Extracto del documento:
┌──
Esa necesidad de ponerle
nombre a todo, de creer que todo puede categorizarse y entenderse bajo la
relativa simpleza de unos cuantos conjuntos de significaciones. Estar fuera de
las casillas sería entonces algo así como romper la estructura de lo que tiene
sentido nombrar, de lo que tiene sentido que exista. Ser la excepción tampoco
es razón suficiente para confirmar la regla. Regla parecida a un pistolete que
parece haberse hecho una permanente, infinitamente vuelto sobre sí mismo, una y
otra vez, hasta llegar al suelo y convertirse en tornado, torbellino de
insignificantes capilares sin ideas ni motivos más que recubrir sensaciones de
un órgano a veces tan presente y a veces tan ausente.
Quiero contar que he
visto estrellarse a tres naves espaciales. Luchar contra la gravedad y volver
sobre sí mismas en un vuelo atónito de descontrol y malos recuerdos. Una mesa
rota en el comedor de las historias que reúnen almas fuera del encuentro
forzoso de la familia nunca perfecta. Es el mundo de los sueños el que nos trae
estas imágenes tan claras pero misteriosas a la vez, por entre medio del subconsciente
que se esconde tras la cortina de un yo más puro, más libre, más ingenuo, más
sujeto.
└──
Datos para revisar:
┌──
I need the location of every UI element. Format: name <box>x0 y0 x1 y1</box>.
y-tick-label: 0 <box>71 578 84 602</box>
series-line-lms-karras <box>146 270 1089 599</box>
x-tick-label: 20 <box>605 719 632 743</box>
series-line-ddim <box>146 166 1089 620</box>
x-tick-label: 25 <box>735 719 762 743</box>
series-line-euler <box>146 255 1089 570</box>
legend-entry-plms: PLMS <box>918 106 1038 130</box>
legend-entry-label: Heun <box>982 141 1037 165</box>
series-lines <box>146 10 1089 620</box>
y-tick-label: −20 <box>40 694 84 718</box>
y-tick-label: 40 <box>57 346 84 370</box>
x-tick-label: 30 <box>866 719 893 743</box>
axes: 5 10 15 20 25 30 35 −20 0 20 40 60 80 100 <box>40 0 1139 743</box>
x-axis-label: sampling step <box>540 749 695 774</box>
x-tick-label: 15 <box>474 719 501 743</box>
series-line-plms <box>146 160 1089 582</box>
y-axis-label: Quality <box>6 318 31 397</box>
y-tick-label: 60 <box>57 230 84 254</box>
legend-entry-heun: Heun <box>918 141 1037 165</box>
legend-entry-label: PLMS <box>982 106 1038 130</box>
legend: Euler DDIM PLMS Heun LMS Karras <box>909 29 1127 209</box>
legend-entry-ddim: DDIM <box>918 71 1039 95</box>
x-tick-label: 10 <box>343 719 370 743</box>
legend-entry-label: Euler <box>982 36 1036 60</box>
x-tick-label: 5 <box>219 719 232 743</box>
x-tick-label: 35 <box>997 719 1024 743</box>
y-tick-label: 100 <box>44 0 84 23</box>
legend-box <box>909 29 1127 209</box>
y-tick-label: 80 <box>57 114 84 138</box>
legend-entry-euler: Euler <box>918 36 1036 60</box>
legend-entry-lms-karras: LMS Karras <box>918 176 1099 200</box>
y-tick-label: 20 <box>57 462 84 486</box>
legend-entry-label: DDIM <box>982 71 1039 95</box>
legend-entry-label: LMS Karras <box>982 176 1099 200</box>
└──
Instrucciones de la tarea:
Según el extracto del documento, ¿cuántas naves espaciales afirma haber visto estrellarse quien lo narra? Las líneas no tienen ningún papel en esto.

Tarea resuelta:
Tres naves espaciales.